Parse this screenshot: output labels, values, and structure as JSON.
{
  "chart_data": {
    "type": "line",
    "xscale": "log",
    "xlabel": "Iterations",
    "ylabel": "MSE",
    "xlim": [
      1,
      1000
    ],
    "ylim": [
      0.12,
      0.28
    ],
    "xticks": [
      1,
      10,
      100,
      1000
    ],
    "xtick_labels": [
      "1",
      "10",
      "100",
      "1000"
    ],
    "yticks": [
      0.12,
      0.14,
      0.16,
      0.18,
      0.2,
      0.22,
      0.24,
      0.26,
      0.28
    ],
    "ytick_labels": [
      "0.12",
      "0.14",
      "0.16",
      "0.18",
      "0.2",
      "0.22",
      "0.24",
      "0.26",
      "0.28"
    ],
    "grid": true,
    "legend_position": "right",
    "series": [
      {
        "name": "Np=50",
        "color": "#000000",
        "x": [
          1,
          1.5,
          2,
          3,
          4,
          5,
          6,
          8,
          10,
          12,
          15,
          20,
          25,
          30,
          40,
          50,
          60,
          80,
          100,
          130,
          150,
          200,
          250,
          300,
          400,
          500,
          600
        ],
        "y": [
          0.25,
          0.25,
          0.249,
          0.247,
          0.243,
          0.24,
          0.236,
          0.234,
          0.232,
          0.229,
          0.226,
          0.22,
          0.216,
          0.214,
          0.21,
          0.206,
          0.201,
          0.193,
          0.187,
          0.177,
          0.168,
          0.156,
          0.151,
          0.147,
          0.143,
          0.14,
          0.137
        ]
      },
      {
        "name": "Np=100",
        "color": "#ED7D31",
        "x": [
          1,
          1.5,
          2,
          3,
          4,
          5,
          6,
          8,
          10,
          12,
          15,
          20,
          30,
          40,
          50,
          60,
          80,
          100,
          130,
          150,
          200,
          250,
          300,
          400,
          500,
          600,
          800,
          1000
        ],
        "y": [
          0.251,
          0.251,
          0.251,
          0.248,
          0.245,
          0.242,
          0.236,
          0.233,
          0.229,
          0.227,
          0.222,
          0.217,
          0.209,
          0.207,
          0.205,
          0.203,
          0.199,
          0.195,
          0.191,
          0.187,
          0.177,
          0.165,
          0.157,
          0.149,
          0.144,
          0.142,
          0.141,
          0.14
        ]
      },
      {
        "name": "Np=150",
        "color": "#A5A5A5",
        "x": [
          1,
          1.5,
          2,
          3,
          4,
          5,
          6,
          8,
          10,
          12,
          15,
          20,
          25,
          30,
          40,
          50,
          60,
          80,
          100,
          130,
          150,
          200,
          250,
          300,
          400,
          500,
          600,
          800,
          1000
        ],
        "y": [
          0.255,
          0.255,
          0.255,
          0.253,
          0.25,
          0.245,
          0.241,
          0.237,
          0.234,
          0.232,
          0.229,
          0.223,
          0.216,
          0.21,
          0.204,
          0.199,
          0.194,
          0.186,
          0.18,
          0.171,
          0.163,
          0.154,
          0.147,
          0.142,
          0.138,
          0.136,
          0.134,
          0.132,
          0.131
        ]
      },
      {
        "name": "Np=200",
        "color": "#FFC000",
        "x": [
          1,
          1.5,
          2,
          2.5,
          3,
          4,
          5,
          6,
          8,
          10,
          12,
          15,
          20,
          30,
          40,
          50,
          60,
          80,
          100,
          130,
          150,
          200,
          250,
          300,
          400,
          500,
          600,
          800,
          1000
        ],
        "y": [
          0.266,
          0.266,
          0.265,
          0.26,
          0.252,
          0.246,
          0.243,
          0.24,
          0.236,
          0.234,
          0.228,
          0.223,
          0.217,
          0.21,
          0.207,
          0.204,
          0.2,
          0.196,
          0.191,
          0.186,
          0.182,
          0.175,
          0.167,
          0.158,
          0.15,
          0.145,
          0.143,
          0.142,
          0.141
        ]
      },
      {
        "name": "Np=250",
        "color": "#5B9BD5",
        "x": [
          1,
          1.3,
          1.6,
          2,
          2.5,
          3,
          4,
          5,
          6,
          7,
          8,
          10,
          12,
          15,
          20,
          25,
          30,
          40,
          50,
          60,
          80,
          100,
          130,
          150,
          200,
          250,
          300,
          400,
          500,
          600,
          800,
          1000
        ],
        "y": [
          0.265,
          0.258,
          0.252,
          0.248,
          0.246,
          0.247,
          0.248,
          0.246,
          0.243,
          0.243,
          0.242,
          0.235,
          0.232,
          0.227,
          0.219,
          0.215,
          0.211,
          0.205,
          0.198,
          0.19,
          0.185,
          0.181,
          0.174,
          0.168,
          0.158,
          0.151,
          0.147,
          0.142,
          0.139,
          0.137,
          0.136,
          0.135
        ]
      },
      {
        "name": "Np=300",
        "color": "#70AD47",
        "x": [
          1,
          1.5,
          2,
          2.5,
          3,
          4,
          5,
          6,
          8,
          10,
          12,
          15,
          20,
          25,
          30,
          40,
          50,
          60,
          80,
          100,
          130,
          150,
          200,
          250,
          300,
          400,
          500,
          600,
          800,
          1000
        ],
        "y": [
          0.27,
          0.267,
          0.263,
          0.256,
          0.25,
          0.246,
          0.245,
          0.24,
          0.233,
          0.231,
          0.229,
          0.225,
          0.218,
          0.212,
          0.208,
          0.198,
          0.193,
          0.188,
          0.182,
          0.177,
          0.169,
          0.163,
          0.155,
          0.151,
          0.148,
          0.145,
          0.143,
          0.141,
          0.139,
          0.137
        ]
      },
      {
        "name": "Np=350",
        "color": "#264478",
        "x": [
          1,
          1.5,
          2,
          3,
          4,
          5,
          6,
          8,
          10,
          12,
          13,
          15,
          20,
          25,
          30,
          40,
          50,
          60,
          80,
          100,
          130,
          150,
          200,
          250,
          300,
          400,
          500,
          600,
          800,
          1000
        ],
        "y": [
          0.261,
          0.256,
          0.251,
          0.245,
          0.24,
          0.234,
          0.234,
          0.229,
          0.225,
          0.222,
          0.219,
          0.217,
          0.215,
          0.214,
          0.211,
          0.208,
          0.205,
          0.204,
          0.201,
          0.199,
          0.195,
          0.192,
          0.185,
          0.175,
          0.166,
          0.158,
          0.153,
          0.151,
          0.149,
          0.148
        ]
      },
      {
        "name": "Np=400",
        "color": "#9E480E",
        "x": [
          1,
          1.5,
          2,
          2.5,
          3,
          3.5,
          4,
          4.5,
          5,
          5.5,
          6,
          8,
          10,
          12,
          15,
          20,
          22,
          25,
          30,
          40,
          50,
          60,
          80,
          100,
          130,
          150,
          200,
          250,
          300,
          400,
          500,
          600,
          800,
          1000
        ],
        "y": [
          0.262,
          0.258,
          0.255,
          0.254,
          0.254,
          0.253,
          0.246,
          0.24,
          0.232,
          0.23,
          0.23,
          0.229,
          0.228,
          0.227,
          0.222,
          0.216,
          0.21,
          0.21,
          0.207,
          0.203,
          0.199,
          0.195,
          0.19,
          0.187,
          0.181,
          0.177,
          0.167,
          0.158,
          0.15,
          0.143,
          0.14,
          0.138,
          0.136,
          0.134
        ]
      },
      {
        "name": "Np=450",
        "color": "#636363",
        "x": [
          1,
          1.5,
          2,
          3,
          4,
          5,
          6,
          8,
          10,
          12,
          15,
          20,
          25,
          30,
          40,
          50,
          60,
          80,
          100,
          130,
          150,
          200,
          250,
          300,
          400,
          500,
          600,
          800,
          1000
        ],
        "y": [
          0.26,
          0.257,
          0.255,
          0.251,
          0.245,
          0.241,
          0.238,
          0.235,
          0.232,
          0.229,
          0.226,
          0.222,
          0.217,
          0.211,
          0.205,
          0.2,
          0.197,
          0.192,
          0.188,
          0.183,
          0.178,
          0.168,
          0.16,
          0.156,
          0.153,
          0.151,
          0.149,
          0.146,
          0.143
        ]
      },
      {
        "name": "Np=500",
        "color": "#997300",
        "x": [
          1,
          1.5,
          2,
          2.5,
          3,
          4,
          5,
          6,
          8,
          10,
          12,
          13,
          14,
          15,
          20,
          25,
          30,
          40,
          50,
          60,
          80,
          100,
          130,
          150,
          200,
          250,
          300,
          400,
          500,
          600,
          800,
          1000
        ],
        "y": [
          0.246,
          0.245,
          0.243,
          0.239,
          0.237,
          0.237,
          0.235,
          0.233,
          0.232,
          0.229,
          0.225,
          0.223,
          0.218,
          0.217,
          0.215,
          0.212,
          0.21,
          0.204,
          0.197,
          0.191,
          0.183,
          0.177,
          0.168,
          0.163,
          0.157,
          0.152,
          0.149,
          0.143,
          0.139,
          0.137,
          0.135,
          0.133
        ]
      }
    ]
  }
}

_What to do_: Lines containing the word "name" are to be tallied; report only the total.

_Exercise answer_: 10